[Dataset records]
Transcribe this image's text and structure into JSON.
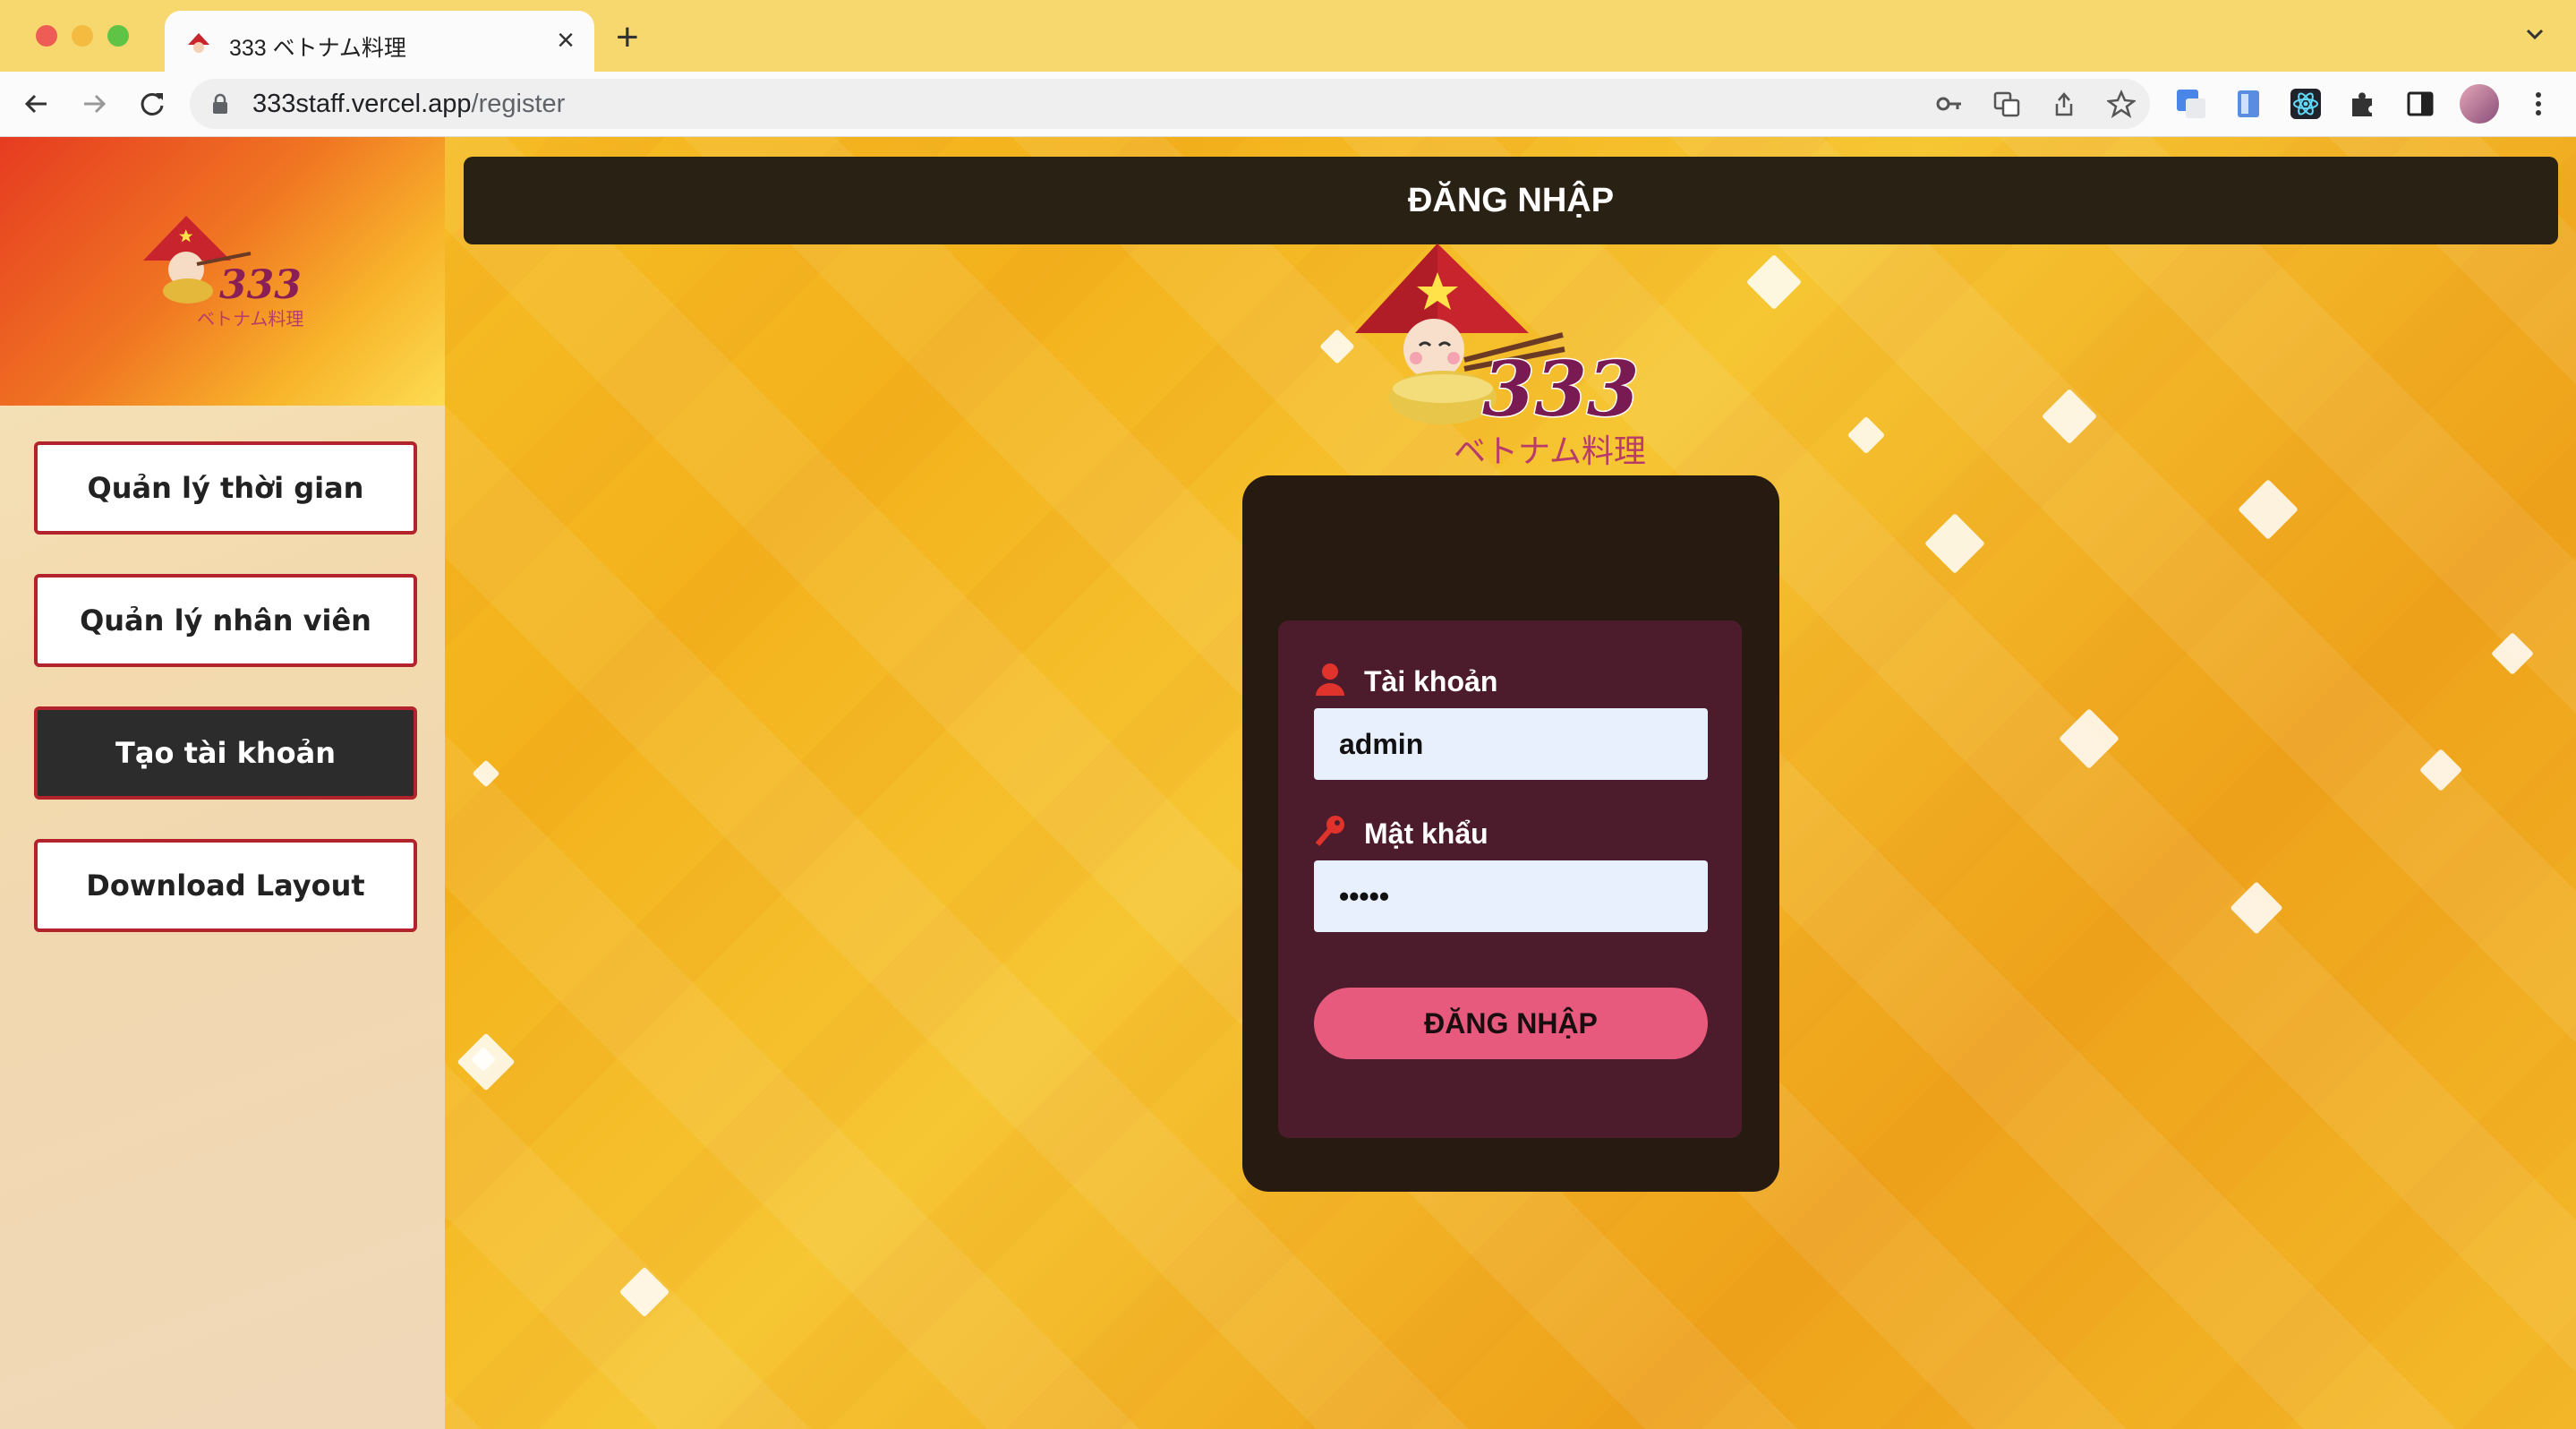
{
  "browser": {
    "tab_title": "333 ベトナム料理",
    "url_host": "333staff.vercel.app",
    "url_path": "/register"
  },
  "sidebar": {
    "items": [
      {
        "label": "Quản lý thời gian",
        "active": false
      },
      {
        "label": "Quản lý nhân viên",
        "active": false
      },
      {
        "label": "Tạo tài khoản",
        "active": true
      },
      {
        "label": "Download Layout",
        "active": false
      }
    ]
  },
  "header": {
    "title": "ĐĂNG NHẬP"
  },
  "login": {
    "username_label": "Tài khoản",
    "username_value": "admin",
    "password_label": "Mật khẩu",
    "password_value": "•••••",
    "submit_label": "ĐĂNG NHẬP"
  },
  "logo": {
    "number": "333",
    "subtitle": "ベトナム料理"
  },
  "colors": {
    "accent": "#e85a7d",
    "dark": "#271a11",
    "panel": "#4c1b2c",
    "sidebar_border": "#b3232c"
  }
}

Directions =
What you return should match the records above word for word, minus the pictures.

Response =
Transcribe this image's text and structure into JSON.
{
  "browser": {
    "tab_title": "333 ベトナム料理",
    "url_host": "333staff.vercel.app",
    "url_path": "/register"
  },
  "sidebar": {
    "items": [
      {
        "label": "Quản lý thời gian",
        "active": false
      },
      {
        "label": "Quản lý nhân viên",
        "active": false
      },
      {
        "label": "Tạo tài khoản",
        "active": true
      },
      {
        "label": "Download Layout",
        "active": false
      }
    ]
  },
  "header": {
    "title": "ĐĂNG NHẬP"
  },
  "login": {
    "username_label": "Tài khoản",
    "username_value": "admin",
    "password_label": "Mật khẩu",
    "password_value": "•••••",
    "submit_label": "ĐĂNG NHẬP"
  },
  "logo": {
    "number": "333",
    "subtitle": "ベトナム料理"
  },
  "colors": {
    "accent": "#e85a7d",
    "dark": "#271a11",
    "panel": "#4c1b2c",
    "sidebar_border": "#b3232c"
  }
}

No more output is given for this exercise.